>> start TASK INPUTS

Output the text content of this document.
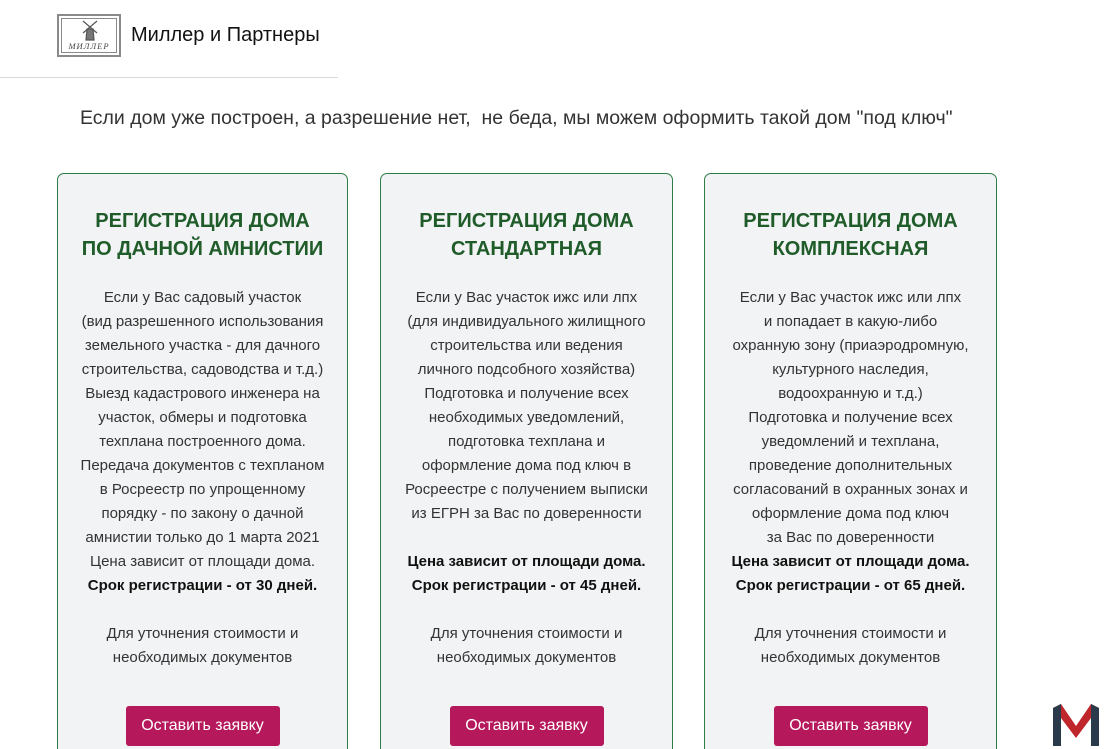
МИЛЛЕР	Миллер и Партнеры
Если дом уже построен, а разрешение нет,  не беда, мы можем оформить такой дом "под ключ"
РЕГИСТРАЦИЯ ДОМА
ПО ДАЧНОЙ АМНИСТИИ
Если у Вас садовый участок
(вид разрешенного использования
земельного участка - для дачного
строительства, садоводства и т.д.)
Выезд кадастрового инженера на
участок, обмеры и подготовка
техплана построенного дома.
Передача документов с техпланом
в Росреестр по упрощенному
порядку - по закону о дачной
амнистии только до 1 марта 2021
Цена зависит от площади дома.
Срок регистрации - от 30 дней.
Для уточнения стоимости и
необходимых документов
Оставить заявку
РЕГИСТРАЦИЯ ДОМА
СТАНДАРТНАЯ
Если у Вас участок ижс или лпх
(для индивидуального жилищного
строительства или ведения
личного подсобного хозяйства)
Подготовка и получение всех
необходимых уведомлений,
подготовка техплана и
оформление дома под ключ в
Росреестре с получением выписки
из ЕГРН за Вас по доверенности
Цена зависит от площади дома.
Срок регистрации - от 45 дней.
Для уточнения стоимости и
необходимых документов
Оставить заявку
РЕГИСТРАЦИЯ ДОМА
КОМПЛЕКСНАЯ
Если у Вас участок ижс или лпх
и попадает в какую-либо
охранную зону (приаэродромную,
культурного наследия,
водоохранную и т.д.)
Подготовка и получение всех
уведомлений и техплана,
проведение дополнительных
согласований в охранных зонах и
оформление дома под ключ
за Вас по доверенности
Цена зависит от площади дома.
Срок регистрации - от 65 дней.
Для уточнения стоимости и
необходимых документов
Оставить заявку
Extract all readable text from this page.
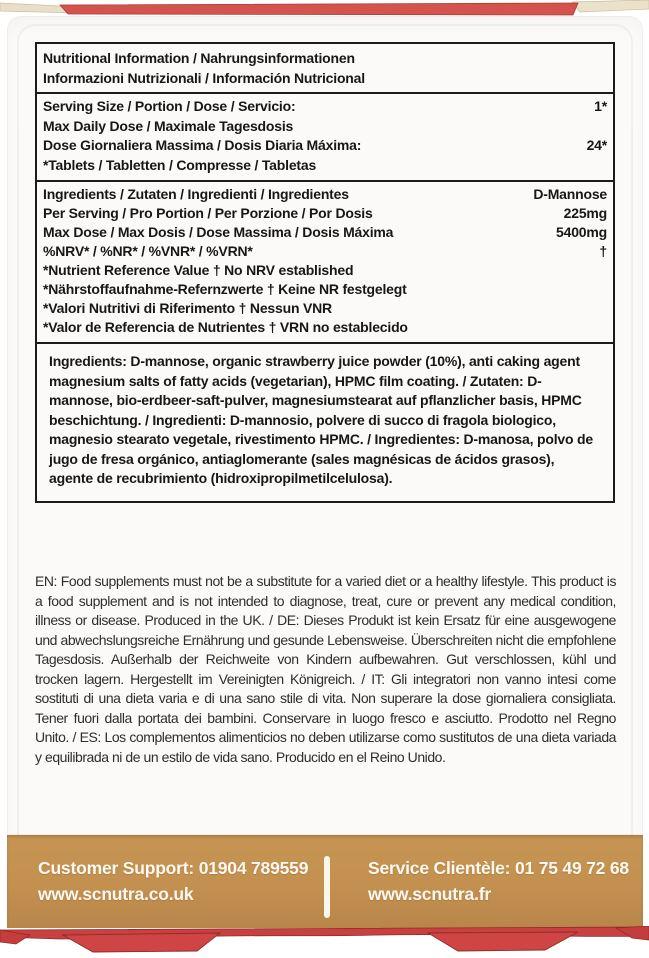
Nutritional Information / Nahrungsinformationen
Informazioni Nutrizionali / Información Nutricional
Serving Size / Portion / Dose / Servicio:	1*
Max Daily Dose / Maximale Tagesdosis
Dose Giornaliera Massima / Dosis Diaria Máxima:	24*
*Tablets / Tabletten / Compresse / Tabletas
Ingredients / Zutaten / Ingredienti / Ingredientes	D-Mannose
Per Serving / Pro Portion / Per Porzione / Por Dosis	225mg
Max Dose / Max Dosis / Dose Massima / Dosis Máxima	5400mg
%NRV* / %NR* / %VNR* / %VRN*	†
*Nutrient Reference Value † No NRV established
*Nährstoffaufnahme-Refernzwerte † Keine NR festgelegt
*Valori Nutritivi di Riferimento † Nessun VNR
*Valor de Referencia de Nutrientes † VRN no establecido

Ingredients: D-mannose, organic strawberry juice powder (10%), anti caking agent magnesium salts of fatty acids (vegetarian), HPMC film coating. / Zutaten: D-mannose, bio-erdbeer-saft-pulver, magnesiumstearat auf pflanzlicher basis, HPMC beschichtung. / Ingredienti: D-mannosio, polvere di succo di fragola biologico, magnesio stearato vegetale, rivestimento HPMC. / Ingredientes: D-manosa, polvo de jugo de fresa orgánico, antiaglomerante (sales magnésicas de ácidos grasos), agente de recubrimiento (hidroxipropilmetilcelulosa).

EN: Food supplements must not be a substitute for a varied diet or a healthy lifestyle. This product is a food supplement and is not intended to diagnose, treat, cure or prevent any medical condition, illness or disease. Produced in the UK. / DE: Dieses Produkt ist kein Ersatz für eine ausgewogene und abwechslungsreiche Ernährung und gesunde Lebensweise. Überschreiten nicht die empfohlene Tagesdosis. Außerhalb der Reichweite von Kindern aufbewahren. Gut verschlossen, kühl und trocken lagern. Hergestellt im Vereinigten Königreich. / IT: Gli integratori non vanno intesi come sostituti di una dieta varia e di una sano stile di vita. Non superare la dose giornaliera consigliata. Tener fuori dalla portata dei bambini. Conservare in luogo fresco e asciutto. Prodotto nel Regno Unito. / ES: Los complementos alimenticios no deben utilizarse como sustitutos de una dieta variada y equilibrada ni de un estilo de vida sano. Producido en el Reino Unido.

Customer Support: 01904 789559
www.scnutra.co.uk
Service Clientèle: 01 75 49 72 68
www.scnutra.fr
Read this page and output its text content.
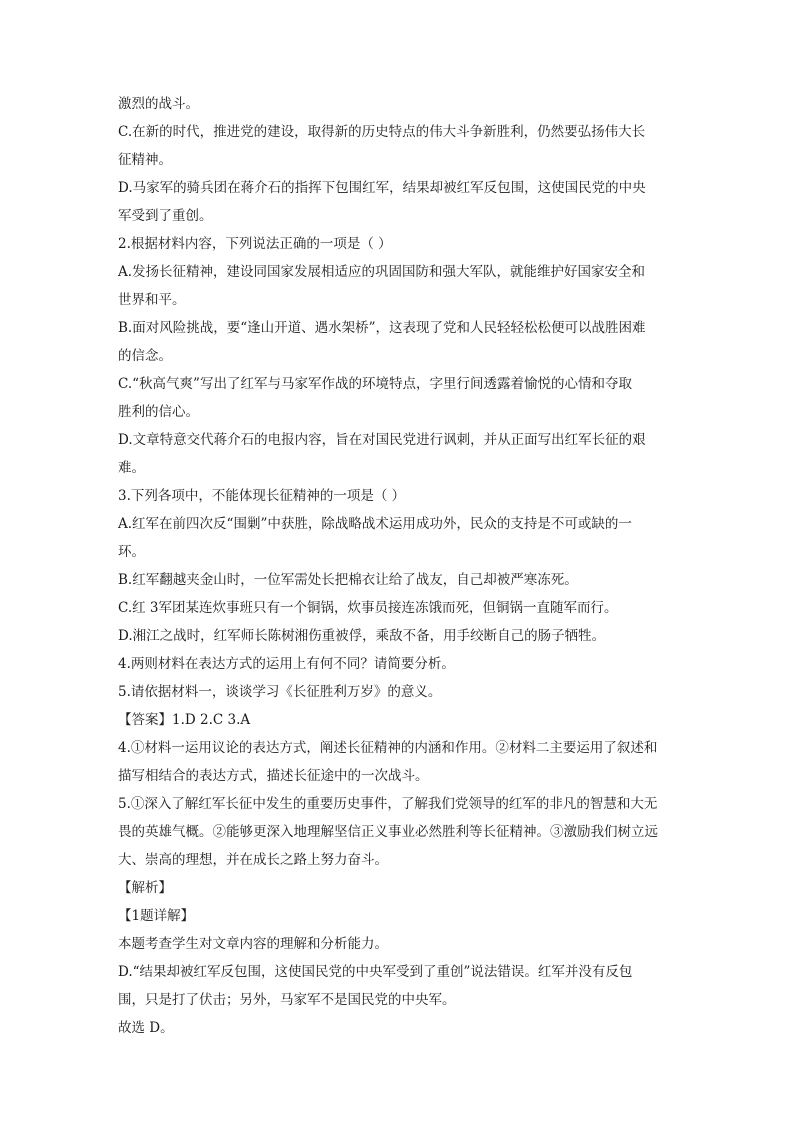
激烈的战斗。
C.在新的时代，推进党的建设，取得新的历史特点的伟大斗争新胜利，仍然要弘扬伟大长
征精神。
D.马家军的骑兵团在蒋介石的指挥下包围红军，结果却被红军反包围，这使国民党的中央
军受到了重创。
2.根据材料内容，下列说法正确的一项是（ ）
A.发扬长征精神，建设同国家发展相适应的巩固国防和强大军队，就能维护好国家安全和
世界和平。
B.面对风险挑战，要“逢山开道、遇水架桥”，这表现了党和人民轻轻松松便可以战胜困难
的信念。
C.“秋高气爽”写出了红军与马家军作战的环境特点，字里行间透露着愉悦的心情和夺取
胜利的信心。
D.文章特意交代蒋介石的电报内容，旨在对国民党进行讽刺，并从正面写出红军长征的艰
难。
3.下列各项中，不能体现长征精神的一项是（ ）
A.红军在前四次反“围剿”中获胜，除战略战术运用成功外，民众的支持是不可或缺的一
环。
B.红军翻越夹金山时，一位军需处长把棉衣让给了战友，自己却被严寒冻死。
C.红 3军团某连炊事班只有一个铜锅，炊事员接连冻饿而死，但铜锅一直随军而行。
D.湘江之战时，红军师长陈树湘伤重被俘，乘敌不备，用手绞断自己的肠子牺牲。
4.两则材料在表达方式的运用上有何不同？请简要分析。
5.请依据材料一，谈谈学习《长征胜利万岁》的意义。
【答案】1.D 2.C 3.A
4.①材料一运用议论的表达方式，阐述长征精神的内涵和作用。②材料二主要运用了叙述和
描写相结合的表达方式，描述长征途中的一次战斗。
5.①深入了解红军长征中发生的重要历史事件，了解我们党领导的红军的非凡的智慧和大无
畏的英雄气概。②能够更深入地理解坚信正义事业必然胜利等长征精神。③激励我们树立远
大、崇高的理想，并在成长之路上努力奋斗。
【解析】
【1题详解】
本题考查学生对文章内容的理解和分析能力。
D.“结果却被红军反包围，这使国民党的中央军受到了重创”说法错误。红军并没有反包
围，只是打了伏击；另外，马家军不是国民党的中央军。
故选 D。
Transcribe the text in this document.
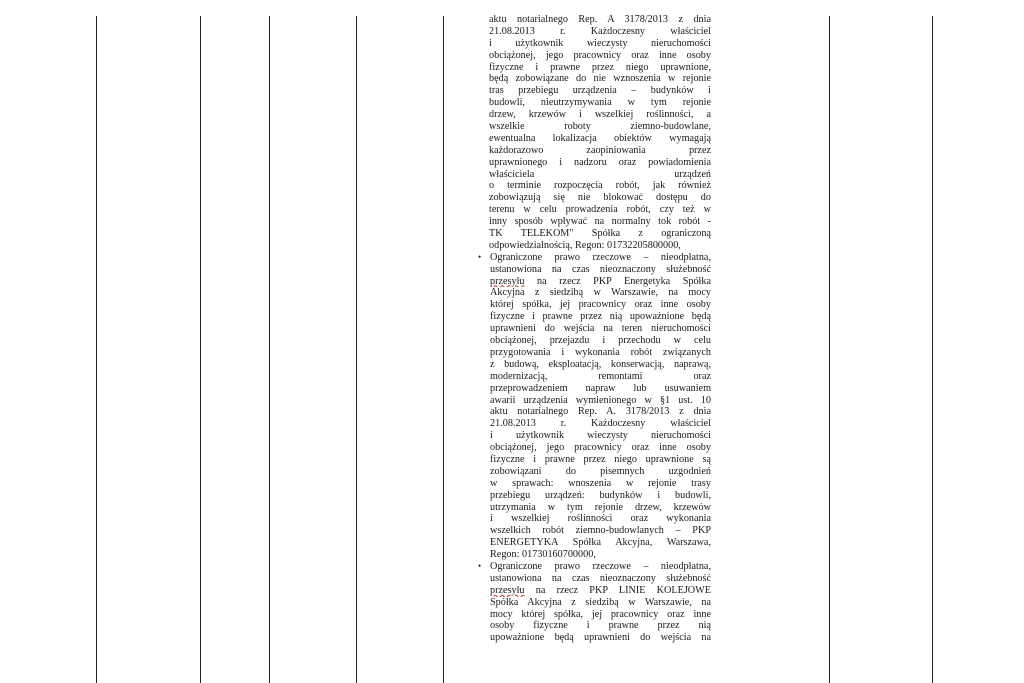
aktu notarialnego Rep. A 3178/2013 z dnia
21.08.2013 r. Każdoczesny właściciel
i użytkownik wieczysty nieruchomości
obciążonej, jego pracownicy oraz inne osoby
fizyczne i prawne przez niego uprawnione,
będą zobowiązane do nie wznoszenia w rejonie
tras przebiegu urządzenia – budynków i
budowli, nieutrzymywania w tym rejonie
drzew, krzewów i wszelkiej roślinności, a
wszelkie roboty ziemno-budowlane,
ewentualna lokalizacja obiektów wymagają
każdorazowo zaopiniowania przez
uprawnionego i nadzoru oraz powiadomienia
właściciela urządzeń
o terminie rozpoczęcia robót, jak również
zobowiązują się nie blokować dostępu do
terenu w celu prowadzenia robót, czy też w
inny sposób wpływać na normalny tok robót -
TK TELEKOM" Spółka z ograniczoną
odpowiedzialnością, Regon: 01732205800000,
• Ograniczone prawo rzeczowe – nieodpłatna,
ustanowiona na czas nieoznaczony służebność
przesyłu na rzecz PKP Energetyka Spółka
Akcyjna z siedzibą w Warszawie, na mocy
której spółka, jej pracownicy oraz inne osoby
fizyczne i prawne przez nią upoważnione będą
uprawnieni do wejścia na teren nieruchomości
obciążonej, przejazdu i przechodu w celu
przygotowania i wykonania robót związanych
z budową, eksploatacją, konserwacją, naprawą,
modernizacją, remontami oraz
przeprowadzeniem napraw lub usuwaniem
awarii urządzenia wymienionego w §1 ust. 10
aktu notarialnego Rep. A. 3178/2013 z dnia
21.08.2013 r. Każdoczesny właściciel
i użytkownik wieczysty nieruchomości
obciążonej, jego pracownicy oraz inne osoby
fizyczne i prawne przez niego uprawnione są
zobowiązani do pisemnych uzgodnień
w sprawach: wnoszenia w rejonie trasy
przebiegu urządzeń: budynków i budowli,
utrzymania w tym rejonie drzew, krzewów
i wszelkiej roślinności oraz wykonania
wszelkich robót ziemno-budowlanych – PKP
ENERGETYKA Spółka Akcyjna, Warszawa,
Regon: 01730160700000,
• Ograniczone prawo rzeczowe – nieodpłatna,
ustanowiona na czas nieoznaczony służebność
przesyłu na rzecz PKP LINIE KOLEJOWE
Spółka Akcyjna z siedzibą w Warszawie, na
mocy której spółka, jej pracownicy oraz inne
osoby fizyczne i prawne przez nią
upoważnione będą uprawnieni do wejścia na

>> end TASK INPUTS

EXERCISE OBJECTIVE:
Search the preceding listing for "inne" and extract every line where it is found.

TASK SOLUTION:
obciążonej, jego pracownicy oraz inne osoby
której spółka, jej pracownicy oraz inne osoby
obciążonej, jego pracownicy oraz inne osoby
mocy której spółka, jej pracownicy oraz inne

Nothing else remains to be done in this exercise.